### EXERCISE DETAILS
Look through the data below and return each line where "preview" appears.

### Stored data entries
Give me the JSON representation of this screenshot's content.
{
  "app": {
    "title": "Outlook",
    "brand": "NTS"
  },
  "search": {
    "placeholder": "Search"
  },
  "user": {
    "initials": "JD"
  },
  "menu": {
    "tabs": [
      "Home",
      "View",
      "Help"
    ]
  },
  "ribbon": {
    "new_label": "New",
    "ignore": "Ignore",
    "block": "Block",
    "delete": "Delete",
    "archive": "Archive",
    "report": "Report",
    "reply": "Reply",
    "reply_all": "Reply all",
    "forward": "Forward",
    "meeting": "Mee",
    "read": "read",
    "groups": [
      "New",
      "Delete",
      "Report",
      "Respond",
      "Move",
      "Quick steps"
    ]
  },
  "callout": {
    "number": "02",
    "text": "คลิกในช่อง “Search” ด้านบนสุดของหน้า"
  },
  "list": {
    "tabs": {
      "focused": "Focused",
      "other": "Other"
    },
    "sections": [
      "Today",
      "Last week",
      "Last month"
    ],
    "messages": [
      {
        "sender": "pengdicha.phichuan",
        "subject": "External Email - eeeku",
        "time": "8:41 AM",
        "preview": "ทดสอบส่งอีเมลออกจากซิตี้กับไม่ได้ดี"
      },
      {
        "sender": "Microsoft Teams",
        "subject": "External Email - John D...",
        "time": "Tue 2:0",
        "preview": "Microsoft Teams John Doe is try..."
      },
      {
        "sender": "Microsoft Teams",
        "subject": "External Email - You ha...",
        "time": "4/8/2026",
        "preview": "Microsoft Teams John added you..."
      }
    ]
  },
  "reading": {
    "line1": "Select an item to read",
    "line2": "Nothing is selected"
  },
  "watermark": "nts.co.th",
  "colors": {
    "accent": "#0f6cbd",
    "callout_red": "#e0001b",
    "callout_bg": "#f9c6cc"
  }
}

### SOLUTION TO THIS EXERCISE
        "preview": "ทดสอบส่งอีเมลออกจากซิตี้กับไม่ได้ดี"
        "preview": "Microsoft Teams John Doe is try..."
        "preview": "Microsoft Teams John added you..."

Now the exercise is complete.